**YOUR GOAL:**
Below are the records. Count the lines containing the string "reserve", and reply with the number alone.

(Stored entries)
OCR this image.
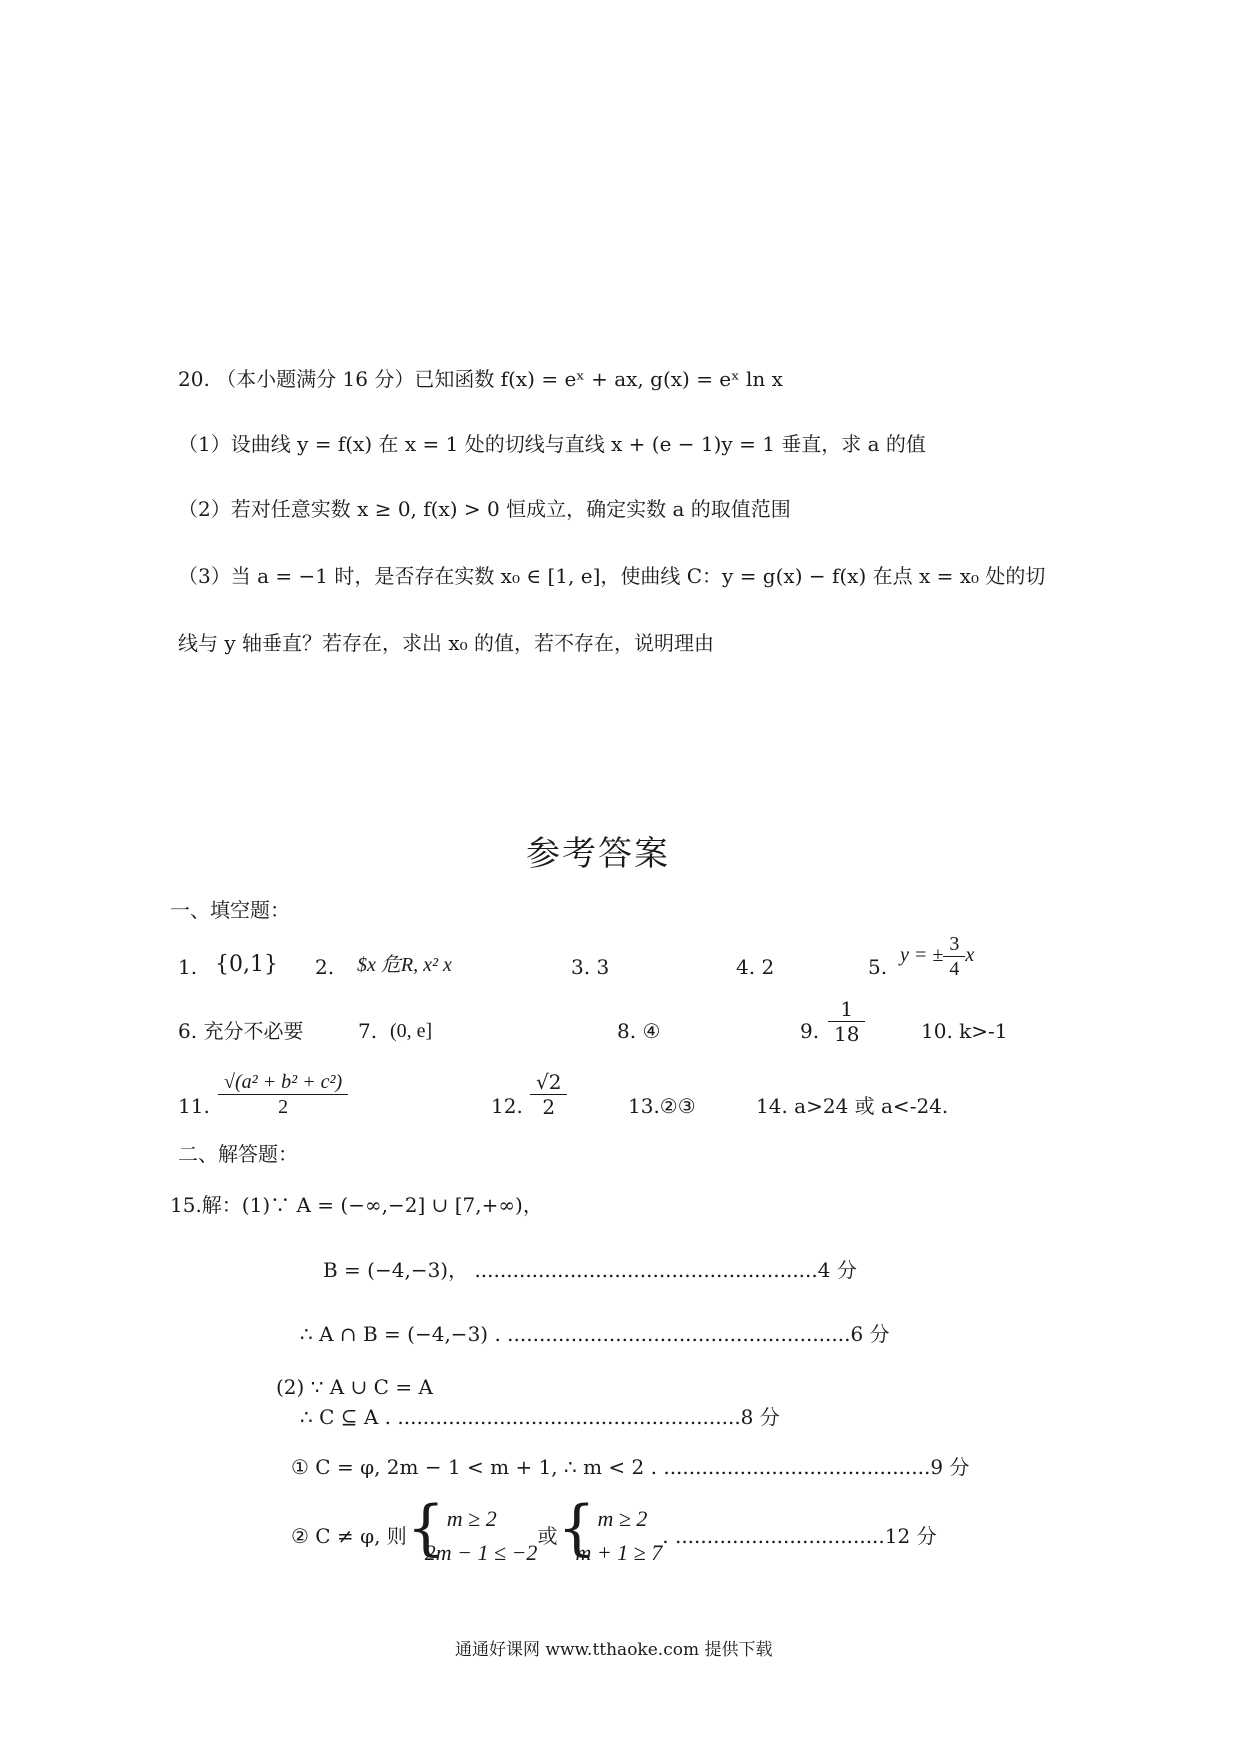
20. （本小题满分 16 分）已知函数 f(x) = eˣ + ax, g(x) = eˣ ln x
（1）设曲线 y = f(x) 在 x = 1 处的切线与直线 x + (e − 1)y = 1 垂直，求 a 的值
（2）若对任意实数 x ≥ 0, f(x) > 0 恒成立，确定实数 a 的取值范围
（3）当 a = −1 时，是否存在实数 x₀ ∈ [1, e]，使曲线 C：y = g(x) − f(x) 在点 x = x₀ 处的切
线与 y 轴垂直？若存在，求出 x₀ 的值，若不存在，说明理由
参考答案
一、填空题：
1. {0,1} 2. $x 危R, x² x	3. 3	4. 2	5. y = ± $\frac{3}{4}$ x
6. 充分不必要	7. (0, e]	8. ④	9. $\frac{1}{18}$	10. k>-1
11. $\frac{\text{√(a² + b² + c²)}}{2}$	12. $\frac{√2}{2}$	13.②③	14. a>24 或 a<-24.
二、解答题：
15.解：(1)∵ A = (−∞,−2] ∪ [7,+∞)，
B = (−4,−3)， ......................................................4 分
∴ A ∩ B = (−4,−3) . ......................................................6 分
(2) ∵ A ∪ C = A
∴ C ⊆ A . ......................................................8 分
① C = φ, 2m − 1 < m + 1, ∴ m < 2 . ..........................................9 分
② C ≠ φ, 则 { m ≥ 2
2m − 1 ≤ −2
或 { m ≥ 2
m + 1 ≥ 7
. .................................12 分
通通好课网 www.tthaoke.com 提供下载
---
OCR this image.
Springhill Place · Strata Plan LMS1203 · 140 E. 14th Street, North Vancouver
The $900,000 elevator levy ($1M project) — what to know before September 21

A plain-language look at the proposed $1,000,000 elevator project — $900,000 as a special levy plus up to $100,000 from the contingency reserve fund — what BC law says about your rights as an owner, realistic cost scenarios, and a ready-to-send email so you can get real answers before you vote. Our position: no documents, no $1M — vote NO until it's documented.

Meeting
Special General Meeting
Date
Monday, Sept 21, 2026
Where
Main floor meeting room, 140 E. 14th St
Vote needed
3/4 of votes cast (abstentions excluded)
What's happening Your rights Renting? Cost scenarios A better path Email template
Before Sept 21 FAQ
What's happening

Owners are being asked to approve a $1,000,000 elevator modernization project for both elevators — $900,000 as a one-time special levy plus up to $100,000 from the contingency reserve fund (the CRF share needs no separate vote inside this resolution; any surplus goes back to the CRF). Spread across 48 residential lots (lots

**COMPLETE OUTPUT:**
2